本文:
##############################

はたらく農園では、約1万㎡の敷地内にトマト栽培用に1,500㎡の施設を建設。施設内には20本の畝を作り、1本の畝で約270本、施設全体で約5,400本のトマトを栽培している。それぞれの畝の地中には2本のパイプが走り、そこから成長の度合いに合わせた栄養分を含んだ水が送られる。また、施設内は気温や湿度に合わせて温度や二酸化炭素濃度なども調整できる。従来、雑草の除去や水・肥料の散布、温度管理など、人が行っていた作業をアイメック農法によってカバーすることができるようになり、人の作業負担が大幅に軽減された。
糖度の高い高品質のトマトを生産
トマト1本につき、2~3キロ程度を収穫することができるため、全体では10トン以上の収穫を見込むことができる。はたらく農園で収穫されたトマトは、糖度が高く、リコピンやGABA(ギャバ)、ポリフェノールなどを多く含んだ高品質なトマトとして市場での評価も徐々に高まっているようだ。
収穫したトマトは、農園内の売店やさいかいグループの施設で購入される以外にJA糸島が経営する道の駅「伊都菜彩」や糸島市二丈にある「福ふくの里」の直売所で販売している。また、百貨店の地下食料品売り場でも糸島産の商品を取り扱う店頭に並ぶようになった。
ネット販売にも着手した。「二丈岳の雫」や「ふもとのトマト」ブランドで、農園が運営するサイトでの販売に加えて「九州お取り寄せ本舗」(運営:株式会社丸信)でも取り扱われるようになった。「当園のトマトは、リコピンが豊富なうえに、糖度が8~12度のものが多く、甘くておいしいと好評をいただいています。徐々に認知度と評価が高まっているのを実感しています」と営業推進本部長の相崎正和氏は目を細める。

##############################

課題 1: エントリーの中で、「426, 260, 464]」を含む行から「426, 694, 463]」を含む行までを、両端の行も含めて一字一句そのまま書き写してください。
本文と以下のエントリーとの間に関係はない。

保存データ:
##############################

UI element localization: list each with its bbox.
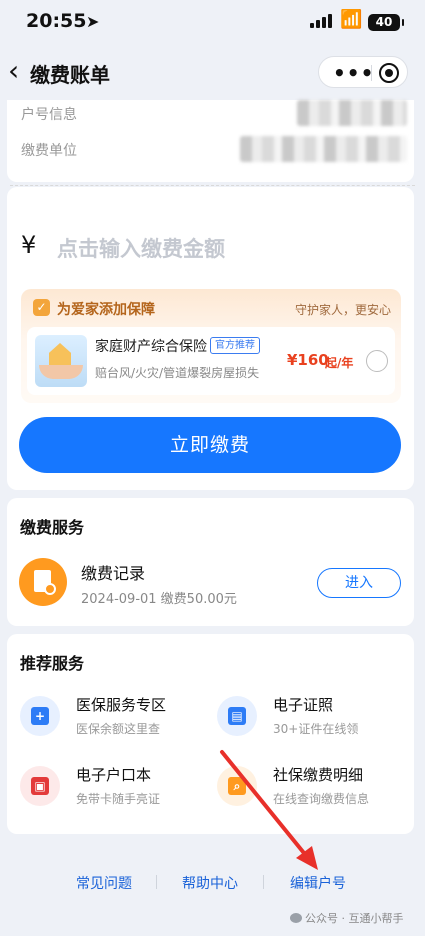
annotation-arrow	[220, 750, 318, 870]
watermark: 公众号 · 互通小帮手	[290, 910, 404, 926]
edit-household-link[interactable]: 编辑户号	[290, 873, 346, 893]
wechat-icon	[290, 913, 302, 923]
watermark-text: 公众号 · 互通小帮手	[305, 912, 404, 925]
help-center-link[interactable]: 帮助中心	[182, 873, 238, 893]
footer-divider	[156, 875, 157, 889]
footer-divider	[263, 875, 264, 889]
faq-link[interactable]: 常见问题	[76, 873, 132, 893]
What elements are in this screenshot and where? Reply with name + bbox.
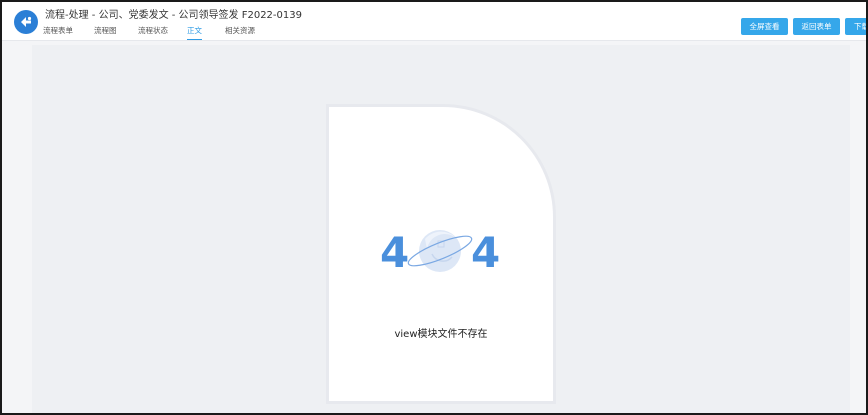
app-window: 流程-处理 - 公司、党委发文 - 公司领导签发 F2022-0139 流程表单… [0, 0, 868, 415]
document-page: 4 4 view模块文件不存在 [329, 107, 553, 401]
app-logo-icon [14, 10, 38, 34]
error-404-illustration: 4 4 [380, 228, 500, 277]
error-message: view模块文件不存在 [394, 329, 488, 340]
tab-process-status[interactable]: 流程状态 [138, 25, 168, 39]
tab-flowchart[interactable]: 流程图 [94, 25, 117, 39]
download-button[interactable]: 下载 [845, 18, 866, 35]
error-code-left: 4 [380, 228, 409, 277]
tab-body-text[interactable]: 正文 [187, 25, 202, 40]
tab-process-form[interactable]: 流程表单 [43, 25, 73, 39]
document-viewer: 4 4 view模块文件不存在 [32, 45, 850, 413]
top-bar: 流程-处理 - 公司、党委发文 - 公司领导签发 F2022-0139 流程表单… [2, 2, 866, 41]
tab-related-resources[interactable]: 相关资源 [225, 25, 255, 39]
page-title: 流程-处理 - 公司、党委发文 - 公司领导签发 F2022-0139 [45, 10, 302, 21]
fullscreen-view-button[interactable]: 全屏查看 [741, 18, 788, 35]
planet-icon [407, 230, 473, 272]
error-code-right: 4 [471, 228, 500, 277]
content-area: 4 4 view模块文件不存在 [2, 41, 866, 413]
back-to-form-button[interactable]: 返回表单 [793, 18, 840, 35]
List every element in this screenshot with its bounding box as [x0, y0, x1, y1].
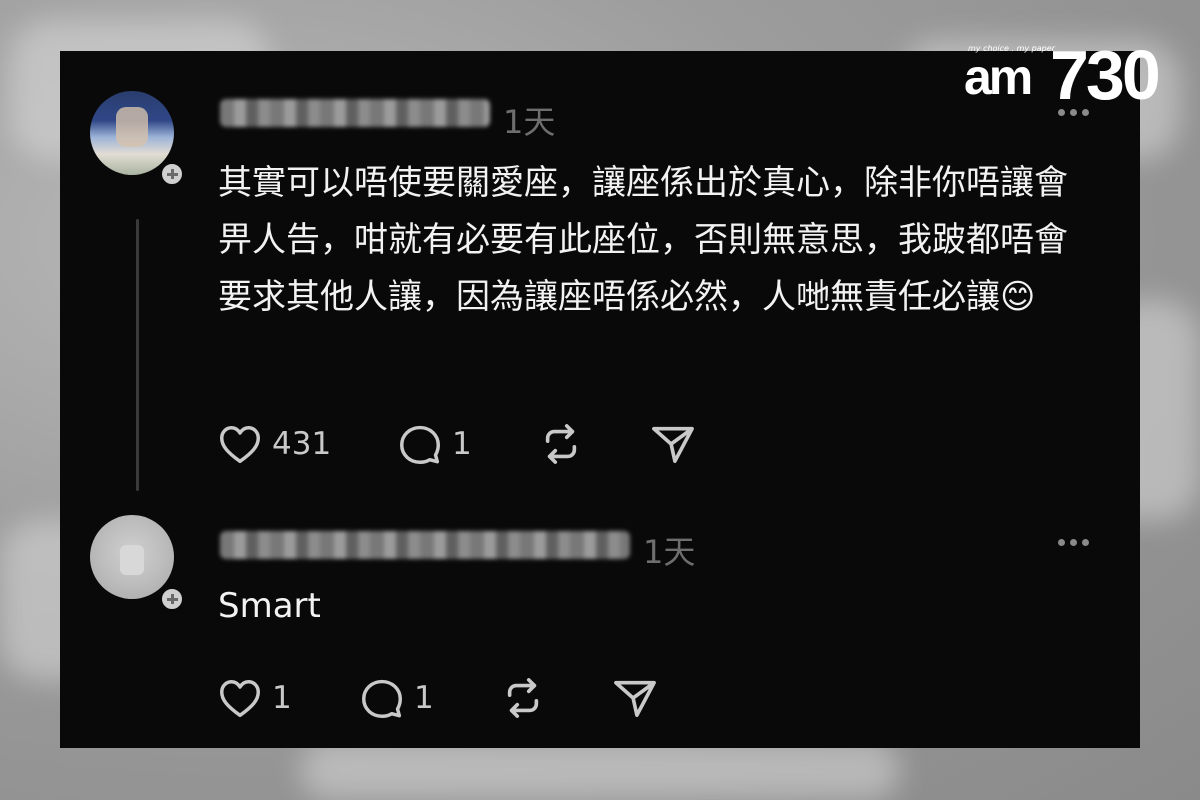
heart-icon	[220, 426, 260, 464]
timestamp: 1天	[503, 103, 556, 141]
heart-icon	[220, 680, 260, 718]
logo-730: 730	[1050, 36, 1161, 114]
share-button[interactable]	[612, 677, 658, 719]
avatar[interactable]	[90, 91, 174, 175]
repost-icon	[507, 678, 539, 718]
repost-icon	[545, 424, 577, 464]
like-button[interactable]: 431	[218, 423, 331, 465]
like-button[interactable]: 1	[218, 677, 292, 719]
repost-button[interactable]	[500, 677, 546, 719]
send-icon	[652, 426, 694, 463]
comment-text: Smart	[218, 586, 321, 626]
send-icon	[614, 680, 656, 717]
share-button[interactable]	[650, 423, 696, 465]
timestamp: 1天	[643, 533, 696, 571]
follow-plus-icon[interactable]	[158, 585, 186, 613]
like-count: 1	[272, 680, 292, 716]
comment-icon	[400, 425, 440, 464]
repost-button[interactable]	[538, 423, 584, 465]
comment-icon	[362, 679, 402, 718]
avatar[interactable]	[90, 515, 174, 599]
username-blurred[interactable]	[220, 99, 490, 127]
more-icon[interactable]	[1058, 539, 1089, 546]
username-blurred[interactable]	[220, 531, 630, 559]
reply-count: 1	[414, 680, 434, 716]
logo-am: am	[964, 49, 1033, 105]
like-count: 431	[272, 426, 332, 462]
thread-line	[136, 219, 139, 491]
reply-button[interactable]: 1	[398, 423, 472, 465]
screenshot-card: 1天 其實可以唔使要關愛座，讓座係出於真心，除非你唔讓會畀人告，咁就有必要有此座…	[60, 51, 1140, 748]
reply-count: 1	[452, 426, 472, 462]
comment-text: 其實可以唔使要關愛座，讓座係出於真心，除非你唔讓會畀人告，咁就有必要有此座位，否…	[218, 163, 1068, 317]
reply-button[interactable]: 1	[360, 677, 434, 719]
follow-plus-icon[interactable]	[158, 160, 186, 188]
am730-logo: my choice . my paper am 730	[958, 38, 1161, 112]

##############################

課題 2: 本文によると、はたらく農園がトマト栽培用に建設した施設の広さは何㎡か。

解答 1:
heart-icon	[220, 426, 260, 464]
timestamp: 1天	[503, 103, 556, 141]
heart-icon	[220, 680, 260, 718]
logo-730: 730	[1050, 36, 1161, 114]
share-button[interactable]	[612, 677, 658, 719]
avatar[interactable]	[90, 91, 174, 175]
repost-icon	[507, 678, 539, 718]
repost-icon	[545, 424, 577, 464]
like-button[interactable]: 431	[218, 423, 331, 465]
like-button[interactable]: 1	[218, 677, 292, 719]
repost-button[interactable]	[500, 677, 546, 719]
send-icon	[652, 426, 694, 463]

解答 2: 1,500㎡